Work to be completed »
All the data must come back unchanged, except that pictures are left out.

Task data »
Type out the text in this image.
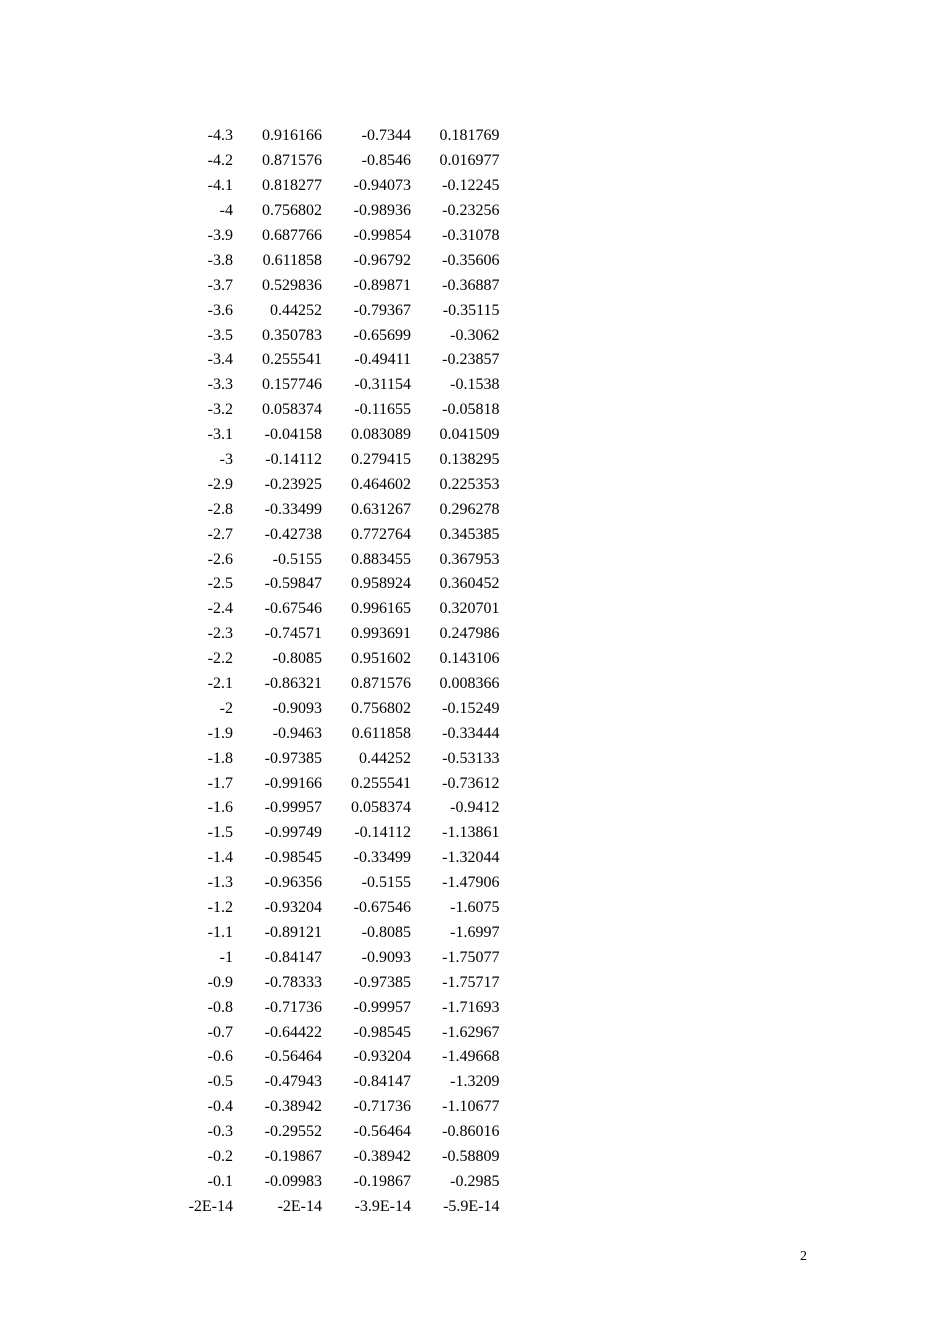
-4.3	0.916166	-0.7344	0.181769
-4.2	0.871576	-0.8546	0.016977
-4.1	0.818277	-0.94073	-0.12245
-4	0.756802	-0.98936	-0.23256
-3.9	0.687766	-0.99854	-0.31078
-3.8	0.611858	-0.96792	-0.35606
-3.7	0.529836	-0.89871	-0.36887
-3.6	0.44252	-0.79367	-0.35115
-3.5	0.350783	-0.65699	-0.3062
-3.4	0.255541	-0.49411	-0.23857
-3.3	0.157746	-0.31154	-0.1538
-3.2	0.058374	-0.11655	-0.05818
-3.1	-0.04158	0.083089	0.041509
-3	-0.14112	0.279415	0.138295
-2.9	-0.23925	0.464602	0.225353
-2.8	-0.33499	0.631267	0.296278
-2.7	-0.42738	0.772764	0.345385
-2.6	-0.5155	0.883455	0.367953
-2.5	-0.59847	0.958924	0.360452
-2.4	-0.67546	0.996165	0.320701
-2.3	-0.74571	0.993691	0.247986
-2.2	-0.8085	0.951602	0.143106
-2.1	-0.86321	0.871576	0.008366
-2	-0.9093	0.756802	-0.15249
-1.9	-0.9463	0.611858	-0.33444
-1.8	-0.97385	0.44252	-0.53133
-1.7	-0.99166	0.255541	-0.73612
-1.6	-0.99957	0.058374	-0.9412
-1.5	-0.99749	-0.14112	-1.13861
-1.4	-0.98545	-0.33499	-1.32044
-1.3	-0.96356	-0.5155	-1.47906
-1.2	-0.93204	-0.67546	-1.6075
-1.1	-0.89121	-0.8085	-1.6997
-1	-0.84147	-0.9093	-1.75077
-0.9	-0.78333	-0.97385	-1.75717
-0.8	-0.71736	-0.99957	-1.71693
-0.7	-0.64422	-0.98545	-1.62967
-0.6	-0.56464	-0.93204	-1.49668
-0.5	-0.47943	-0.84147	-1.3209
-0.4	-0.38942	-0.71736	-1.10677
-0.3	-0.29552	-0.56464	-0.86016
-0.2	-0.19867	-0.38942	-0.58809
-0.1	-0.09983	-0.19867	-0.2985
-2E-14	-2E-14	-3.9E-14	-5.9E-14
2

Task result »
Type out the text in this image.
-4.3	0.916166	-0.7344	0.181769
-4.2	0.871576	-0.8546	0.016977
-4.1	0.818277	-0.94073	-0.12245
-4	0.756802	-0.98936	-0.23256
-3.9	0.687766	-0.99854	-0.31078
-3.8	0.611858	-0.96792	-0.35606
-3.7	0.529836	-0.89871	-0.36887
-3.6	0.44252	-0.79367	-0.35115
-3.5	0.350783	-0.65699	-0.3062
-3.4	0.255541	-0.49411	-0.23857
-3.3	0.157746	-0.31154	-0.1538
-3.2	0.058374	-0.11655	-0.05818
-3.1	-0.04158	0.083089	0.041509
-3	-0.14112	0.279415	0.138295
-2.9	-0.23925	0.464602	0.225353
-2.8	-0.33499	0.631267	0.296278
-2.7	-0.42738	0.772764	0.345385
-2.6	-0.5155	0.883455	0.367953
-2.5	-0.59847	0.958924	0.360452
-2.4	-0.67546	0.996165	0.320701
-2.3	-0.74571	0.993691	0.247986
-2.2	-0.8085	0.951602	0.143106
-2.1	-0.86321	0.871576	0.008366
-2	-0.9093	0.756802	-0.15249
-1.9	-0.9463	0.611858	-0.33444
-1.8	-0.97385	0.44252	-0.53133
-1.7	-0.99166	0.255541	-0.73612
-1.6	-0.99957	0.058374	-0.9412
-1.5	-0.99749	-0.14112	-1.13861
-1.4	-0.98545	-0.33499	-1.32044
-1.3	-0.96356	-0.5155	-1.47906
-1.2	-0.93204	-0.67546	-1.6075
-1.1	-0.89121	-0.8085	-1.6997
-1	-0.84147	-0.9093	-1.75077
-0.9	-0.78333	-0.97385	-1.75717
-0.8	-0.71736	-0.99957	-1.71693
-0.7	-0.64422	-0.98545	-1.62967
-0.6	-0.56464	-0.93204	-1.49668
-0.5	-0.47943	-0.84147	-1.3209
-0.4	-0.38942	-0.71736	-1.10677
-0.3	-0.29552	-0.56464	-0.86016
-0.2	-0.19867	-0.38942	-0.58809
-0.1	-0.09983	-0.19867	-0.2985
-2E-14	-2E-14	-3.9E-14	-5.9E-14
2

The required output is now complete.